▶ _PROBLEM TO SOLVE_
In the data below, locate each line with the word "主持人发言" and list it.

▶ _SUPPLIED DATA_

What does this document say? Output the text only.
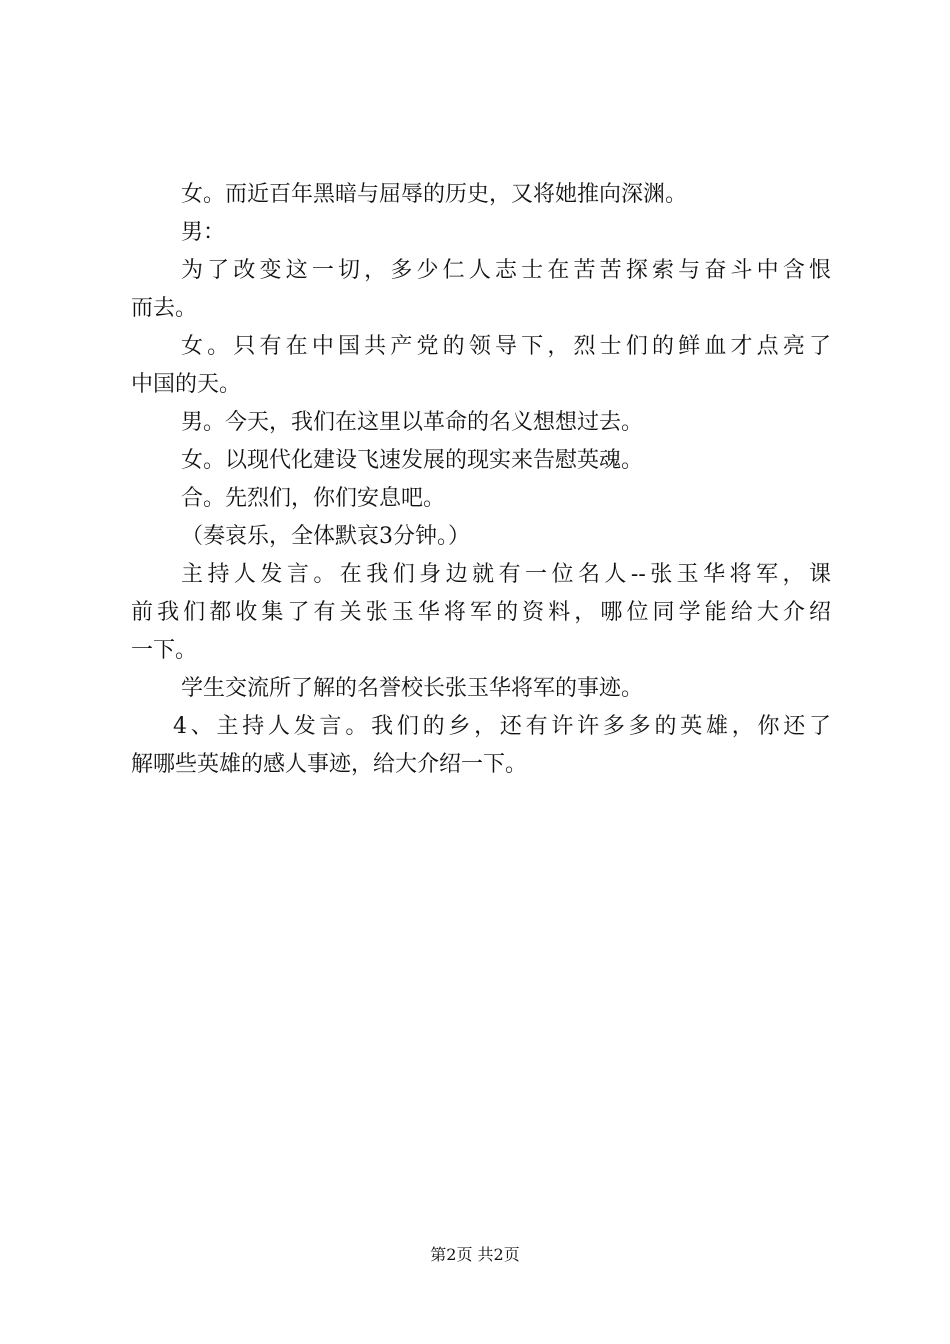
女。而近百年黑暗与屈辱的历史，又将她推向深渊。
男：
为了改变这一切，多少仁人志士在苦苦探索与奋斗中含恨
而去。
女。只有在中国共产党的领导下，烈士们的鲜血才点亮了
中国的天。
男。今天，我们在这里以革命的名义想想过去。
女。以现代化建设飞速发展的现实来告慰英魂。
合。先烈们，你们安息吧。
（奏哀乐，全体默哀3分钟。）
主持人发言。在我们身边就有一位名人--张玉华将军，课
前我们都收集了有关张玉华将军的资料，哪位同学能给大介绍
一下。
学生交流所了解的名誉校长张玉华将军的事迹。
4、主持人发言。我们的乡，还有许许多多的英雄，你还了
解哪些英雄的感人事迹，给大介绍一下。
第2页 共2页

▶ _WRITTEN SOLUTION_
主持人发言。在我们身边就有一位名人--张玉华将军，课
4、主持人发言。我们的乡，还有许许多多的英雄，你还了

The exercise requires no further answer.